**Task directions:** Within the records that follow, find every line containing the string "legend". Copy those lines.

— begin —

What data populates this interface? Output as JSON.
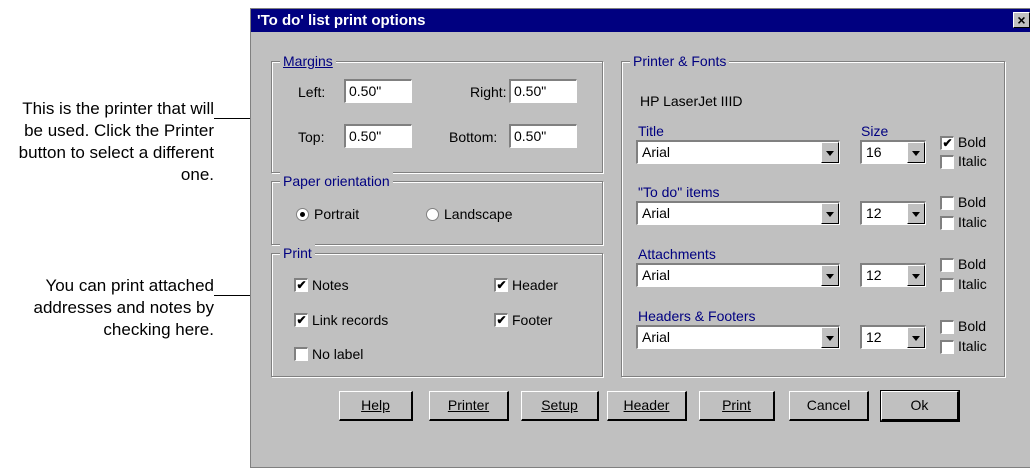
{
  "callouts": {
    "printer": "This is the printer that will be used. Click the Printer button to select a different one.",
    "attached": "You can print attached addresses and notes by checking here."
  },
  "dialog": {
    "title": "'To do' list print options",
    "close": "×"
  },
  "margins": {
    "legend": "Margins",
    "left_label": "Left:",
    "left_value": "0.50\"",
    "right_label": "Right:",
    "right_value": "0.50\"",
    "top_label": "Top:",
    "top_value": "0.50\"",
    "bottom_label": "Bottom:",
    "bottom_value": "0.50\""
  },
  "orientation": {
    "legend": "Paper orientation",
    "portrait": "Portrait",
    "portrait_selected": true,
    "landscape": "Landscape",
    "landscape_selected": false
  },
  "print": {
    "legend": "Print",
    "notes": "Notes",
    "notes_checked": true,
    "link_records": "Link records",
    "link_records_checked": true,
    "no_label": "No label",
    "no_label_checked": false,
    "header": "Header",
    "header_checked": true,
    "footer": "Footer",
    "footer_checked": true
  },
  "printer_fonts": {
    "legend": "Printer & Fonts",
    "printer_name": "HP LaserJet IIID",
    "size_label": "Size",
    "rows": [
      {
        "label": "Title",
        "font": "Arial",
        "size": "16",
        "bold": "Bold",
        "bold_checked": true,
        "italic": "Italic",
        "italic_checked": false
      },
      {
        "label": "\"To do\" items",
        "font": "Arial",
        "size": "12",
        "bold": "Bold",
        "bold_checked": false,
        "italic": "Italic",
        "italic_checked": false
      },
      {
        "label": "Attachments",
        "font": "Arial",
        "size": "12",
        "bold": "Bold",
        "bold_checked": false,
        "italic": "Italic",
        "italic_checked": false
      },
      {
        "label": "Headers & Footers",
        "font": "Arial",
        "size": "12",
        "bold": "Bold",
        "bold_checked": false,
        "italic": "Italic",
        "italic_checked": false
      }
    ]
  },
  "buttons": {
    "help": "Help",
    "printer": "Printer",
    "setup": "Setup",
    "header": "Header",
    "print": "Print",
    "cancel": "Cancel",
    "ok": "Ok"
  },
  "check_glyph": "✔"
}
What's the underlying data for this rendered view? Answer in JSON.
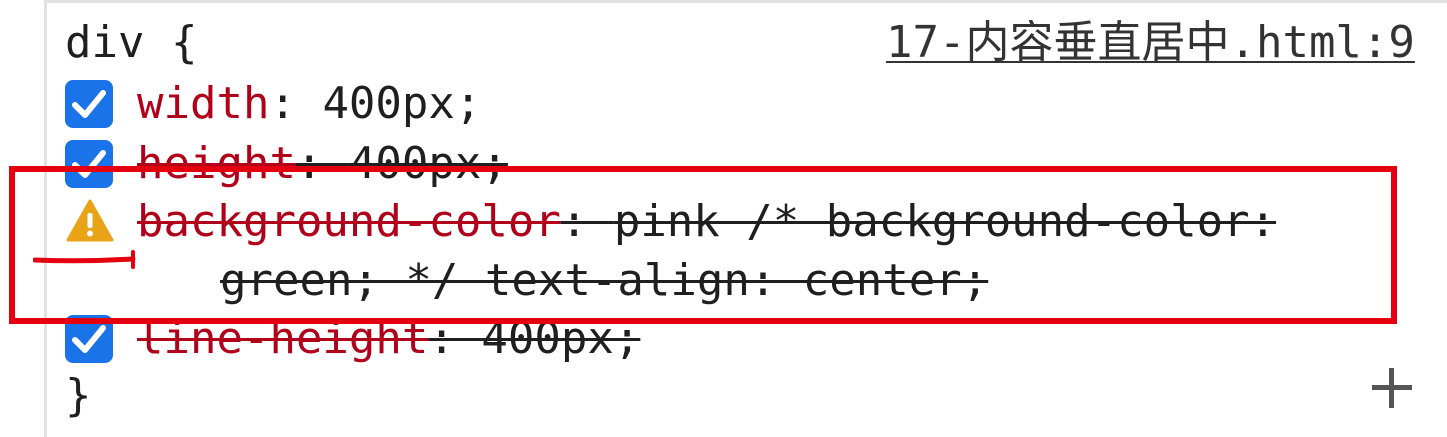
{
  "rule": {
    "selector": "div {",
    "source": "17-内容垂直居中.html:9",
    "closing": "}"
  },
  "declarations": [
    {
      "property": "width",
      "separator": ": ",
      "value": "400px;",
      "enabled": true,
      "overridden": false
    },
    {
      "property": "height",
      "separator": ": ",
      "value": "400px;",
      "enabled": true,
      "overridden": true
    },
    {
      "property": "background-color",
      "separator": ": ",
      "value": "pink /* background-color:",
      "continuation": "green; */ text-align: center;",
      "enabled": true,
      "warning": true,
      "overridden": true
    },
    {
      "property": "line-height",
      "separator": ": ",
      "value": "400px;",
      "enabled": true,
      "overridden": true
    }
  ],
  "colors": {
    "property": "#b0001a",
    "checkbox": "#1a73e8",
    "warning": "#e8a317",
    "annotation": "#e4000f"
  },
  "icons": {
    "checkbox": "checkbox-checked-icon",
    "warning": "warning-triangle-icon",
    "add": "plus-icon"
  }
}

— end —

**Correct answer:**
    "legend": "Margins",
    "legend": "Paper orientation",
    "legend": "Print",
    "legend": "Printer & Fonts",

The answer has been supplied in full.